* Problem description
Gather from the material every line that contains the string "Dimuon".

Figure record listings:
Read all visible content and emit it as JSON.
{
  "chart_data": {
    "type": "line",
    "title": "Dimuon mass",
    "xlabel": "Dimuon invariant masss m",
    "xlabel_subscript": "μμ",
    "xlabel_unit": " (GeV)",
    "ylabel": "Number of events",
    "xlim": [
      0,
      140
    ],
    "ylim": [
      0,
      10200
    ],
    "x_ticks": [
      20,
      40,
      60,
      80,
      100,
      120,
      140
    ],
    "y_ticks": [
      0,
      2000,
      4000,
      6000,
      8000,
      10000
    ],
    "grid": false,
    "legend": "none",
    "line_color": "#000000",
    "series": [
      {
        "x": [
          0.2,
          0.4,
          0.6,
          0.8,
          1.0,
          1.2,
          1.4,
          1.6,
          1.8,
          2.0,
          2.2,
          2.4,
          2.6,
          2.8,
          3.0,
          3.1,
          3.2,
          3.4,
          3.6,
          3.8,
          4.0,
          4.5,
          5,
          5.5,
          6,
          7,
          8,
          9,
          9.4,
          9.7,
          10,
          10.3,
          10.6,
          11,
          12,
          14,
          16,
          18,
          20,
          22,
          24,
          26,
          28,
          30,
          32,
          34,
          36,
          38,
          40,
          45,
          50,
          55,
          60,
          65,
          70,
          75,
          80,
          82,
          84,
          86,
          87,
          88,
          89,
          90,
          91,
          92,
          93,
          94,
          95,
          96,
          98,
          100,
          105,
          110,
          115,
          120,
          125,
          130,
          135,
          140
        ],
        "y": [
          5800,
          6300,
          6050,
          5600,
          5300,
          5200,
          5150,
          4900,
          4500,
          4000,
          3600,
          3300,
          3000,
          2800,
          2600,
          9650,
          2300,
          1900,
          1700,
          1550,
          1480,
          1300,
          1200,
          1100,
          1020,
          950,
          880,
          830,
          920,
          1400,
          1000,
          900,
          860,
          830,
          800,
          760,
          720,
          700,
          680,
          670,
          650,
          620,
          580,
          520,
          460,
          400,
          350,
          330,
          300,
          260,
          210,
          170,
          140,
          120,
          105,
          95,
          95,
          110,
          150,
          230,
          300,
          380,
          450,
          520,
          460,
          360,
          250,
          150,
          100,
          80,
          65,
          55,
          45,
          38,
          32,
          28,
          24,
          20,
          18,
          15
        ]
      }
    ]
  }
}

* Final answer
    "title": "Dimuon mass",
    "xlabel": "Dimuon invariant masss m",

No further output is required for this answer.